* **Supplied text**:
Begin

The advantage of this technology is that it allows students to replicate and manipulate physical stimuli, i.e. light, and to observe in real time their potential effects on the eye. Importantly, the simulation runs on a very user-friendly platform, it is very accessible and inclusive, and it is specifically designed to maximize students’ learning (K4, K5).
I have endorsed the use of this technology as part of my teaching delivery as I found particularly useful to provide my students with the opportunity to actively “play” and manipulate those concepts that I discuss as part of my delivery of foundational knowledge. I believe this helps the students checking their own understanding frequently and as part of an active leaning process. I indeed consider the latter as an excellent opportunity for self-assessment (Dochy et al. 2006).
From a set up perspective, my lecture design requires the use of computers for the simulations, which is achieved by informing the students to bring their laptops in advance of the lecture and through our learning platform LEARN.
An important consideration is that he effectiveness of this planning and the use of technology-enhanced learning is supported by my appreciation of its feasibility within the small classroom I usually teach for this module (~20 students).
 

• Analysis of the technology

I have used PhET primarily for light-related simulations. For example, students can simulate the bending of light passing through different media, and “see” that this effect is due to light slowing down.  While the bending of light can be appreciated in a real world scenario (think of what happens to light when goes through a glass of water), its underlying physics cannot, unless specialized equipment is used. As a result of such exploratory simulations, students can therefore more easily appreciate and learn foundational content that can often be rather theoretical.

End

* **Data rows**:
Begin

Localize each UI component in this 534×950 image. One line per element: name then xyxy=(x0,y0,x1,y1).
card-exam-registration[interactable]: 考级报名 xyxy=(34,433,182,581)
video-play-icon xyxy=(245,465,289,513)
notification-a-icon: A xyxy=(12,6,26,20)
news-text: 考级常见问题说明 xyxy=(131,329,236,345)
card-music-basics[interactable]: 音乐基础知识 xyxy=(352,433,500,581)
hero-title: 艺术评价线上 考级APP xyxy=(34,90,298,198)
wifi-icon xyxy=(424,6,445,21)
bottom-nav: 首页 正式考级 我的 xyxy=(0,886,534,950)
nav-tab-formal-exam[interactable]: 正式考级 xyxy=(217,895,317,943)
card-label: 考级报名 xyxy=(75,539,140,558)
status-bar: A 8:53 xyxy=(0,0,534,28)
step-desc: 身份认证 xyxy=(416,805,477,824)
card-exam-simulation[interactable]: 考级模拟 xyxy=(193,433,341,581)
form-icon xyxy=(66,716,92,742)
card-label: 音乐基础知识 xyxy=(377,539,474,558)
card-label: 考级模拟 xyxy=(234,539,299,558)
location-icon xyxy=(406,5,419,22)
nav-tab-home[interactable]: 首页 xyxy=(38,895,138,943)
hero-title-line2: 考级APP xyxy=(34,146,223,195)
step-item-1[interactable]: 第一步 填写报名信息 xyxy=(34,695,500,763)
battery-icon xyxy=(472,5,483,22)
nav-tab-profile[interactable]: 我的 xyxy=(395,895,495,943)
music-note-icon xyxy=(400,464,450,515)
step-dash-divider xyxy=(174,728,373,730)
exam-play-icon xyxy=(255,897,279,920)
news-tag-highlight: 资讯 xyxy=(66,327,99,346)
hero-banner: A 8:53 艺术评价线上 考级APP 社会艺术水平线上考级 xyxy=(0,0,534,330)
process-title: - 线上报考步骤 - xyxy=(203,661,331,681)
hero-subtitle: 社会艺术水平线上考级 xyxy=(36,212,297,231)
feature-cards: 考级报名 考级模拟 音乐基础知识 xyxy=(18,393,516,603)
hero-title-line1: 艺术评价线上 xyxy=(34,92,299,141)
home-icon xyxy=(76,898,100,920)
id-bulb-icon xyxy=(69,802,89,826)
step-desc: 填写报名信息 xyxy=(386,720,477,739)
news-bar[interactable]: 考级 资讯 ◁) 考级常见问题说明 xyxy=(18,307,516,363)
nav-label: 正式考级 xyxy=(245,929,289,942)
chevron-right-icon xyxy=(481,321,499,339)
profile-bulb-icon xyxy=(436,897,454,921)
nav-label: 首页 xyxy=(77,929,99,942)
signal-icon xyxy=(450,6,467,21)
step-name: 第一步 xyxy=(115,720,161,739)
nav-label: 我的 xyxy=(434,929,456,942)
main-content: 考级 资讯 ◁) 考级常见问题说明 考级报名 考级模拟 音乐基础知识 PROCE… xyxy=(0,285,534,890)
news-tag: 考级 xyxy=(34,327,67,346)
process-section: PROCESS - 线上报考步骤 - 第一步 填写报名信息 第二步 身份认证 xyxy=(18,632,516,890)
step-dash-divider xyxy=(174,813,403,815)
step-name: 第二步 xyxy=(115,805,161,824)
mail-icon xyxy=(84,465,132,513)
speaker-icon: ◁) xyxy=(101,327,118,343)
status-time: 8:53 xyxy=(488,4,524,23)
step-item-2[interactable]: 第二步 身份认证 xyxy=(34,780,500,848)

End
Begin

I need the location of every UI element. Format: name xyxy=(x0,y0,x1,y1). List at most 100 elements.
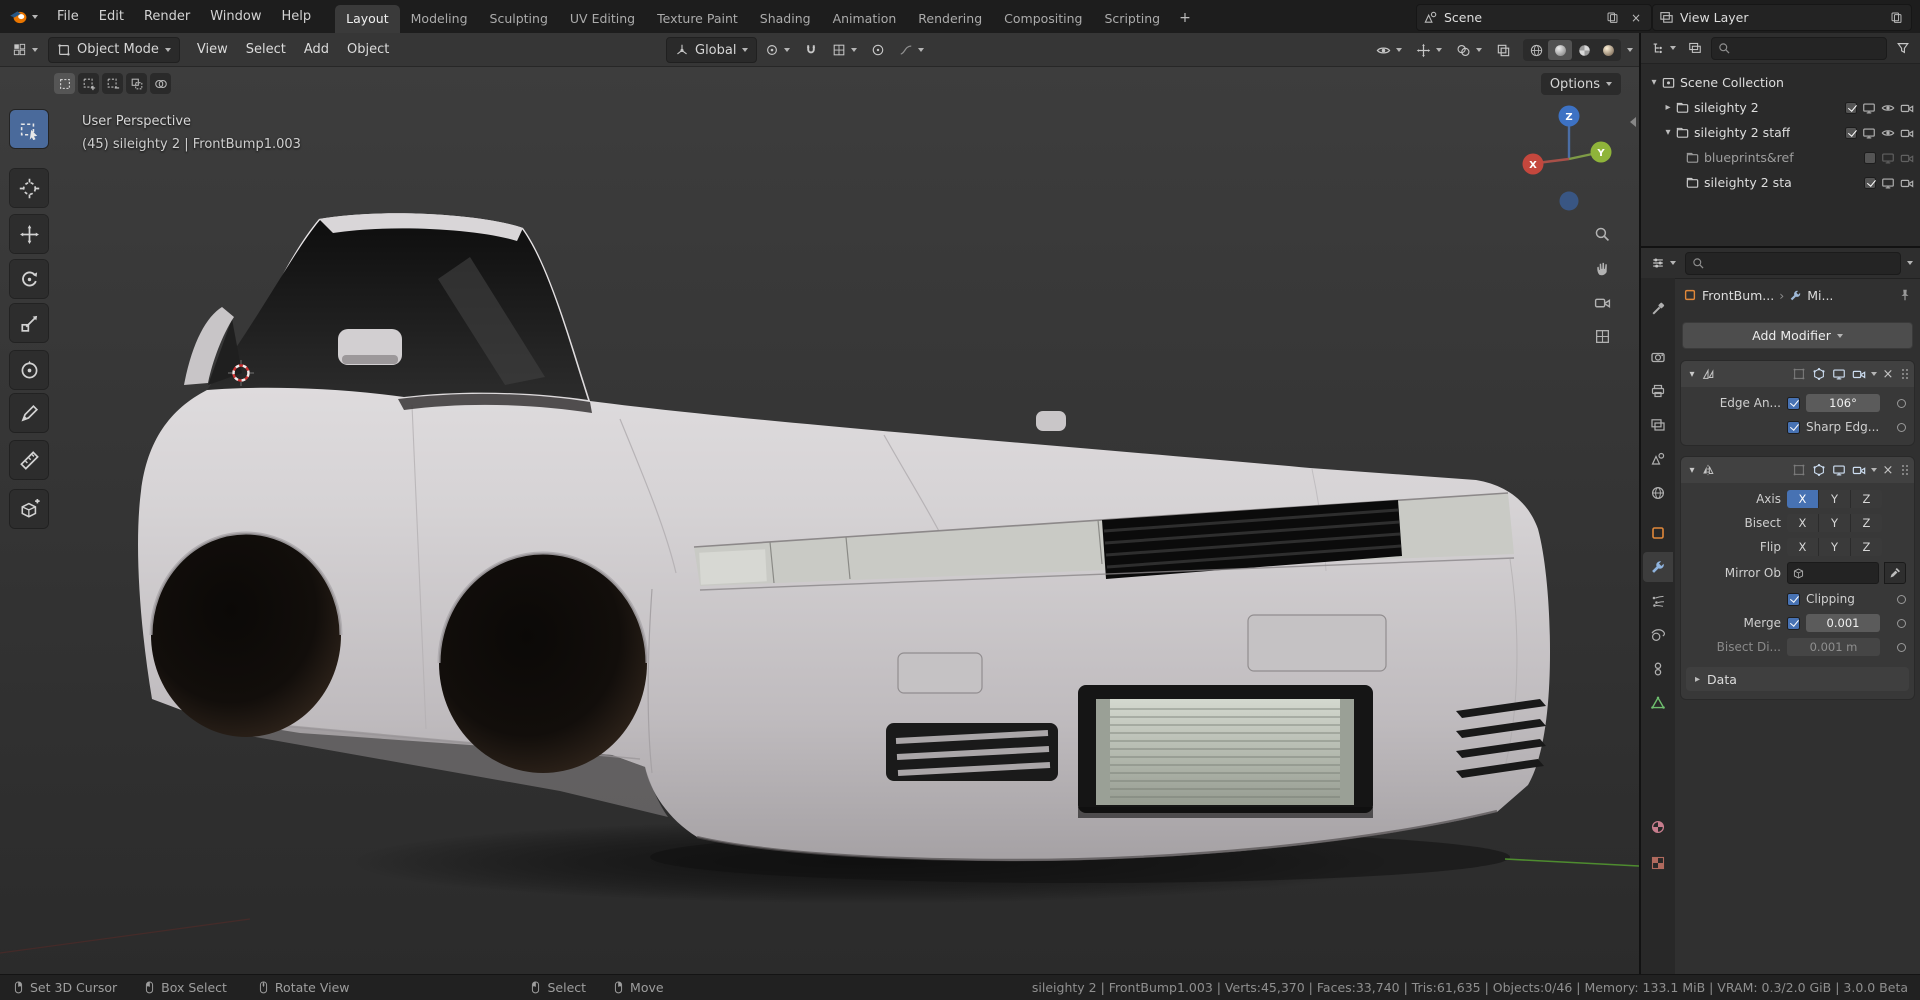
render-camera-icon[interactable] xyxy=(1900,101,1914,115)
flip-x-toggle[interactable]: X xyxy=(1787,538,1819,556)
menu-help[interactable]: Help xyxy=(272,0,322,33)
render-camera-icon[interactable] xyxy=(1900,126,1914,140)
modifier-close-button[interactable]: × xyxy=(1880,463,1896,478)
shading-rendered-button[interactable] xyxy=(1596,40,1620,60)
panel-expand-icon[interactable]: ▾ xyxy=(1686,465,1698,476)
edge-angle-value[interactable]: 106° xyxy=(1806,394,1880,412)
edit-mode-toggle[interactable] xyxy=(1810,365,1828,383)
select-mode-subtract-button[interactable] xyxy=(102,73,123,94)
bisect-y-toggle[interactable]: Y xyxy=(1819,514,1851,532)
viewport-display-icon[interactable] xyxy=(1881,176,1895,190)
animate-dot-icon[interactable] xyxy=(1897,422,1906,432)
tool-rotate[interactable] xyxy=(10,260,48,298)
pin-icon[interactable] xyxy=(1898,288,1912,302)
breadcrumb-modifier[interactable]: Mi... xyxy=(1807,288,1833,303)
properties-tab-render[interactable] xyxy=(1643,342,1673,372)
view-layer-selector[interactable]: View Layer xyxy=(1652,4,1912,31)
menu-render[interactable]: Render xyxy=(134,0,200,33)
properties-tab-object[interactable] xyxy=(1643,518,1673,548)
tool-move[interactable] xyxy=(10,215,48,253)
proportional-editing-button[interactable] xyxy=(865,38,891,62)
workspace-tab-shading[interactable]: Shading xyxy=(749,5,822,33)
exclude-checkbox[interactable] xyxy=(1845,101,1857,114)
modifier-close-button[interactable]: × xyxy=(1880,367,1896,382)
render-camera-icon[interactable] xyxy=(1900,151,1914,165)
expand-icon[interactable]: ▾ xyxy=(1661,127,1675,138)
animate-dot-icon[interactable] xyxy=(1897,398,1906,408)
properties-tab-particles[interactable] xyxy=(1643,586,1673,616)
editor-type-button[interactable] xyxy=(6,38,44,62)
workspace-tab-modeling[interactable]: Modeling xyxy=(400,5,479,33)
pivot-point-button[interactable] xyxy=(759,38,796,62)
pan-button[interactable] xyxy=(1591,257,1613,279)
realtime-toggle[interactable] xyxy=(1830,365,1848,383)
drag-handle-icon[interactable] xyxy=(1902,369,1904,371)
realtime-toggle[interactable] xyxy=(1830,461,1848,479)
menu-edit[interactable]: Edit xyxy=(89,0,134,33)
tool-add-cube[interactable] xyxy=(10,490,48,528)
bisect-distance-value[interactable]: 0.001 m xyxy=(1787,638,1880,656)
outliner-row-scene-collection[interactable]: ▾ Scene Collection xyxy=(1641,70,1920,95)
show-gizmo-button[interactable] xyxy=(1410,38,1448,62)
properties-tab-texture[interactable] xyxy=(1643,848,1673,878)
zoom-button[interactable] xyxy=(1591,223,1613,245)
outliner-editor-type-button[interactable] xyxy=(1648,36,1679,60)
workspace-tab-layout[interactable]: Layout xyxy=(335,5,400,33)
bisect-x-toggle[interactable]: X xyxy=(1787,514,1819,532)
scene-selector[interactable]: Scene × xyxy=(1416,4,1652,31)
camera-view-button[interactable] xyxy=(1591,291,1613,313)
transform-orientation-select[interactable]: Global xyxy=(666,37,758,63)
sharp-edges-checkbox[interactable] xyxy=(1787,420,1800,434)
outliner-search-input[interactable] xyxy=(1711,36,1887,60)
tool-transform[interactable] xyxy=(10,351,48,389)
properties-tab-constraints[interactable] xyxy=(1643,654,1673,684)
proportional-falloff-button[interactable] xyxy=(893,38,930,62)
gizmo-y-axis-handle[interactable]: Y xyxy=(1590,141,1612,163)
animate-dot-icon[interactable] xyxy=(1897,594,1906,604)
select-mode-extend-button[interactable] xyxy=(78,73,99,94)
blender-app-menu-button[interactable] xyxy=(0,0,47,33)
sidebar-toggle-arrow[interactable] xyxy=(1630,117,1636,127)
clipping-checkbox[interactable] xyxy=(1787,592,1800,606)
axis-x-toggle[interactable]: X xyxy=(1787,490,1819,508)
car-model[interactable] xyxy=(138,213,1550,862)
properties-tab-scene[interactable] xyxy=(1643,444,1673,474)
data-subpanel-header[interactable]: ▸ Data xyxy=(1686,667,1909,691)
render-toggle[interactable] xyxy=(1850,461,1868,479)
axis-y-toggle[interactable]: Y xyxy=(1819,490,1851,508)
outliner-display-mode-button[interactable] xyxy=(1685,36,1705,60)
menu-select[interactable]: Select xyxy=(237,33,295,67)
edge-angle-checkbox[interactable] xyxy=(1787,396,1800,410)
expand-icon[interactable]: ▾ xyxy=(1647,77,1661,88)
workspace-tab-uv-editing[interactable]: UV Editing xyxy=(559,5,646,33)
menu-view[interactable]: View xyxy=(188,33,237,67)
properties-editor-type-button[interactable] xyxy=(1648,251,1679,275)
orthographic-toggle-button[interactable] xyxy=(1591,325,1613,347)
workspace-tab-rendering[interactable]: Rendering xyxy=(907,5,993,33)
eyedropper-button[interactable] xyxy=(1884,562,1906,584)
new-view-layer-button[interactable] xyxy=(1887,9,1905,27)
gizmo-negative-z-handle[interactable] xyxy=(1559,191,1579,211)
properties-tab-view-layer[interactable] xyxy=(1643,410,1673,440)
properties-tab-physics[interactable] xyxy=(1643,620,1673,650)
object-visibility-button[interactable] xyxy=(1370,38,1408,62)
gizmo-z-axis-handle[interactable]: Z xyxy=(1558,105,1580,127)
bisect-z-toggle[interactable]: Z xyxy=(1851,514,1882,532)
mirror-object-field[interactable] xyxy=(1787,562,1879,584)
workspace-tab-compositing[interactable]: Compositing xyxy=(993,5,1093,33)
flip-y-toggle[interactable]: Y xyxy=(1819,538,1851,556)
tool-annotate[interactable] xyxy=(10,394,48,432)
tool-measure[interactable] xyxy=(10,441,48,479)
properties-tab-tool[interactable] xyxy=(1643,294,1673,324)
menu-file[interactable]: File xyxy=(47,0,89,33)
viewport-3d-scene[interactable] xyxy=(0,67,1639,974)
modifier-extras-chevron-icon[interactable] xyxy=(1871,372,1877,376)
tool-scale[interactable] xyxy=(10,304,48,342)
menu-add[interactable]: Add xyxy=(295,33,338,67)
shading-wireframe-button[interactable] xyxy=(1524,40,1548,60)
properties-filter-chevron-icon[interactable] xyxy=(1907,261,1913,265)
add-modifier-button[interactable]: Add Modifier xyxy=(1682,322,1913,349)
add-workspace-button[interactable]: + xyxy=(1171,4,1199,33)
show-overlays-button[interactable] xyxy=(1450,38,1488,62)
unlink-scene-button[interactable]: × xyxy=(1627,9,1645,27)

End

Answer these questions from the text on teaching with PhET simulations:
(a) How are students told to bring their laptops for the simulations?
(b) About how many students are in the classroom the writer usually teaches for this module?
(c) When students simulate light bending through different media, what do they "see" causes it?
The listing has nothing to do with the text on teaching with PhET simulations.

* **Exercise solution**:
(a) They are told in advance of the lecture and through the learning platform LEARN.
(b) About 20 students.
(c) Light slowing down.